[START Material to process]

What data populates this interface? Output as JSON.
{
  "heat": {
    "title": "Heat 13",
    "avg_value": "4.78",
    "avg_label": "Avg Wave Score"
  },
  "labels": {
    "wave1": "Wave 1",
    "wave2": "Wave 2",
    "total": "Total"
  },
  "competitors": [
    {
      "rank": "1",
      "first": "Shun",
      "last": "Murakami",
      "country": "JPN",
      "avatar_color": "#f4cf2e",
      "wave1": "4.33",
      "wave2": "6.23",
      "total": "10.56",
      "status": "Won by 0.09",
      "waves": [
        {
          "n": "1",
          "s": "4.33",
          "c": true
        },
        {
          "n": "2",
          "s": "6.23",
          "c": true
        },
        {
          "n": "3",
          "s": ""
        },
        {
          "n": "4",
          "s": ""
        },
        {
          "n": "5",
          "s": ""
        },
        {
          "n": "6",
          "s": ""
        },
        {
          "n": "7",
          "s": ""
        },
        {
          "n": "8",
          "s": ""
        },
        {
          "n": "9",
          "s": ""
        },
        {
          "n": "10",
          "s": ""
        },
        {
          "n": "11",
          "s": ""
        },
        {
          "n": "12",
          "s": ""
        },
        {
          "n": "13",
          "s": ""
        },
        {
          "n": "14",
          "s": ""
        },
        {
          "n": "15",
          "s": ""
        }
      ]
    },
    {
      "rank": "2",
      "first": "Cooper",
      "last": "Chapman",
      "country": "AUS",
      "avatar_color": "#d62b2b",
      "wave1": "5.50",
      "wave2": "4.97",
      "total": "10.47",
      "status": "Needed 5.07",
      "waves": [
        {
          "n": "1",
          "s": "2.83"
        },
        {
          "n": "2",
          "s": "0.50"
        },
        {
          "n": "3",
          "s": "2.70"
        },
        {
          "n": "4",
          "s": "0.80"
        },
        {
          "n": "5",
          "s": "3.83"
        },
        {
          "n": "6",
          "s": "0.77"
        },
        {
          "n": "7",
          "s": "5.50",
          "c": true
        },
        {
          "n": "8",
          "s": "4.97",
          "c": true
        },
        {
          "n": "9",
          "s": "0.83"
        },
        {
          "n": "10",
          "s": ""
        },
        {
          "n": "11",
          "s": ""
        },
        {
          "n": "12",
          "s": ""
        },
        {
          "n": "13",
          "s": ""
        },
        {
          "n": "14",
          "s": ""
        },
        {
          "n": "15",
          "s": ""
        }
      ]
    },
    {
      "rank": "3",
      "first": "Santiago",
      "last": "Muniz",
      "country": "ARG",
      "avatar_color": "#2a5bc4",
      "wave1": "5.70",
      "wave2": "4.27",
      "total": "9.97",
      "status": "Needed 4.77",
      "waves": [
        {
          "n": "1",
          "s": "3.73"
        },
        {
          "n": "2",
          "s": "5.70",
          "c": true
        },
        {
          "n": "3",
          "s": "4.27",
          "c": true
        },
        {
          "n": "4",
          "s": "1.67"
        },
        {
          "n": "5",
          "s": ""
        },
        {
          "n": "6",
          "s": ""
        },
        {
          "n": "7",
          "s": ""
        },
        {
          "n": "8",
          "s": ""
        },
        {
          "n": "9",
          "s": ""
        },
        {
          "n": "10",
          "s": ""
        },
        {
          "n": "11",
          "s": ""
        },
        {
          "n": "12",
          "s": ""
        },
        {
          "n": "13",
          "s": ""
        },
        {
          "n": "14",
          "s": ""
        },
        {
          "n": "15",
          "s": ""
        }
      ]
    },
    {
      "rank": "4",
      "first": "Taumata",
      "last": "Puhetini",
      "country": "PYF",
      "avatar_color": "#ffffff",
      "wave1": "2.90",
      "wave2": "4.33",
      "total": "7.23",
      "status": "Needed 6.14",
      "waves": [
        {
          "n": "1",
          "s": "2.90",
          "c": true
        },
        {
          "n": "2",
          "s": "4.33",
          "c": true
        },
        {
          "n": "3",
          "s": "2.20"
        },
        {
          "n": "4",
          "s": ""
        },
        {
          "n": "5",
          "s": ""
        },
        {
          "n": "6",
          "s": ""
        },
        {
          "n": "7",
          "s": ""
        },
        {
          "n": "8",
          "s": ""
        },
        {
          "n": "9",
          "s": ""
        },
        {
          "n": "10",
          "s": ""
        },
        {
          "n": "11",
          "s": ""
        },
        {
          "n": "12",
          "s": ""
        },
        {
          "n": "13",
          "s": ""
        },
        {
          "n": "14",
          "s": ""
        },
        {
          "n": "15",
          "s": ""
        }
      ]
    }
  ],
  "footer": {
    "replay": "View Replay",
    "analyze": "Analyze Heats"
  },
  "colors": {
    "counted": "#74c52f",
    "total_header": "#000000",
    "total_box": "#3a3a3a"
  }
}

[END Material to process]

Required work: Count the lines in which the string "country" appears, then report only that figure.

Task output: 4